• **What to work on**
Wherever "JSON" appears in a line, list that line.

• **Listed entries**
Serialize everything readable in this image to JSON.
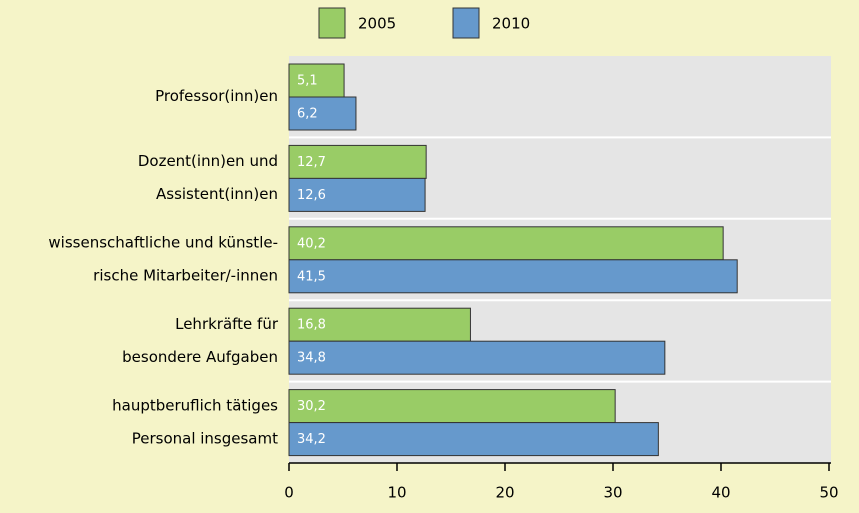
{
  "chart_data": {
    "type": "bar",
    "orientation": "horizontal",
    "categories": [
      [
        "Professor(inn)en"
      ],
      [
        "Dozent(inn)en und",
        "Assistent(inn)en"
      ],
      [
        "wissenschaftliche und künstle-",
        "rische Mitarbeiter/-innen"
      ],
      [
        "Lehrkräfte für",
        "besondere Aufgaben"
      ],
      [
        "hauptberuflich tätiges",
        "Personal insgesamt"
      ]
    ],
    "series": [
      {
        "name": "2005",
        "color": "#99cc66",
        "values": [
          5.1,
          12.7,
          40.2,
          16.8,
          30.2
        ],
        "value_labels": [
          "5,1",
          "12,7",
          "40,2",
          "16,8",
          "30,2"
        ]
      },
      {
        "name": "2010",
        "color": "#6699cc",
        "values": [
          6.2,
          12.6,
          41.5,
          34.8,
          34.2
        ],
        "value_labels": [
          "6,2",
          "12,6",
          "41,5",
          "34,8",
          "34,2"
        ]
      }
    ],
    "xlim": [
      0,
      50
    ],
    "xticks": [
      0,
      10,
      20,
      30,
      40,
      50
    ],
    "legend": "top"
  }
}
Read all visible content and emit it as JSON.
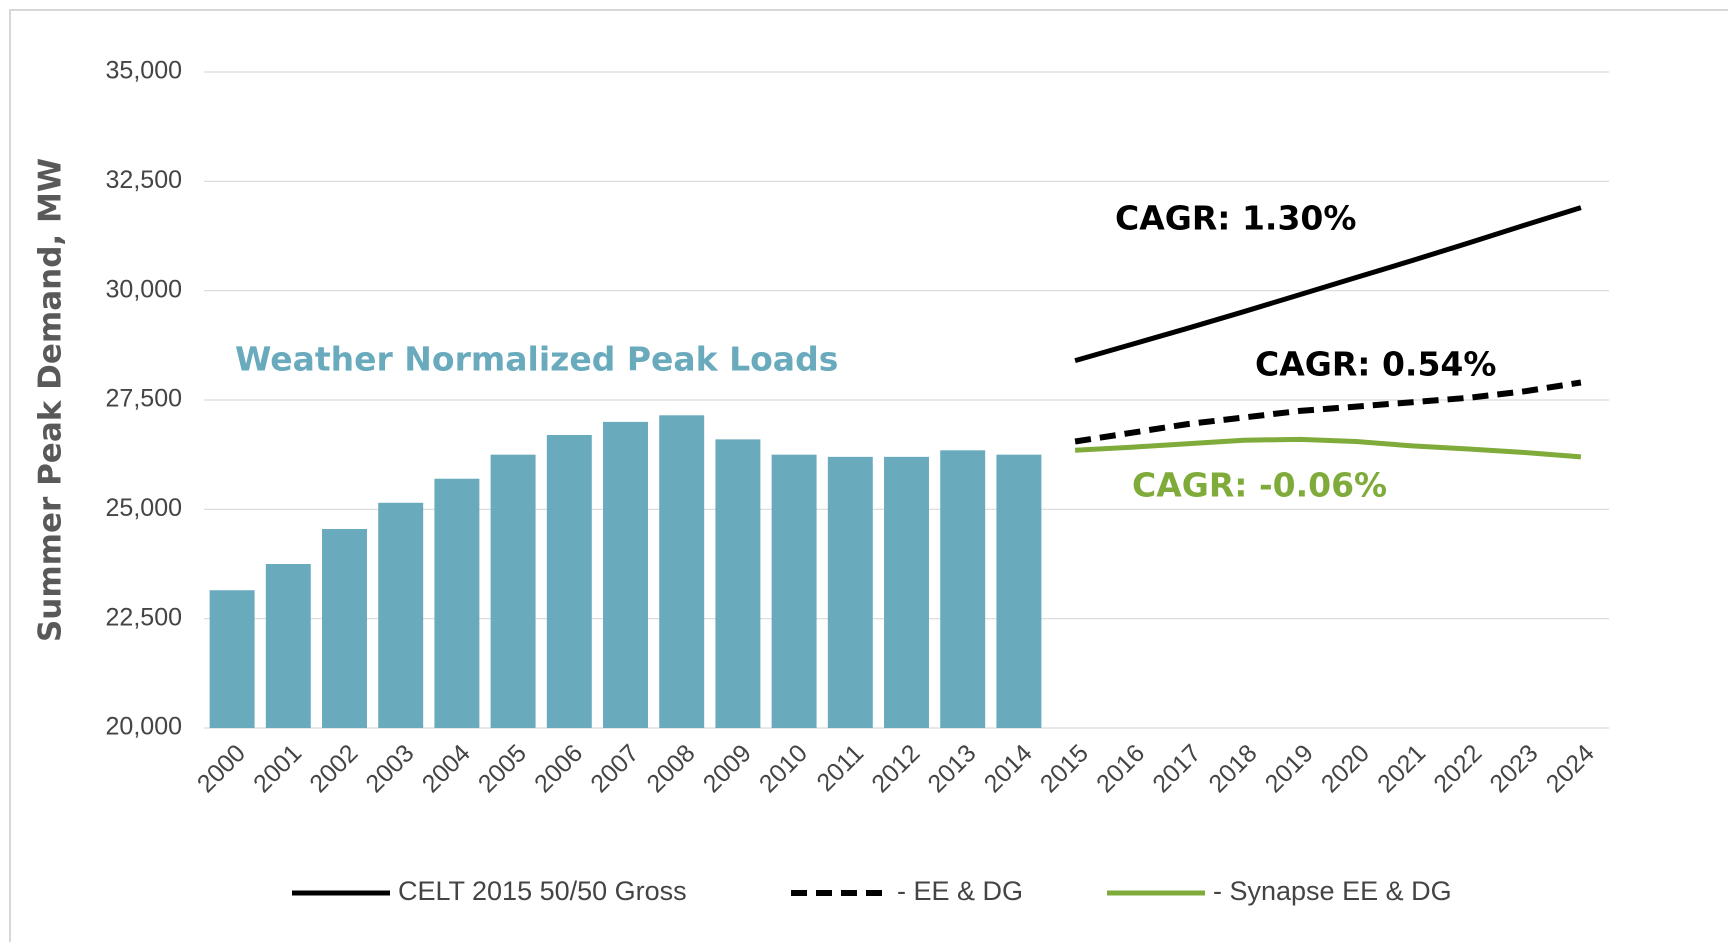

• **Answer to the task**
Serialize everything readable in this image to JSON.
Read all visible content and emit it as JSON.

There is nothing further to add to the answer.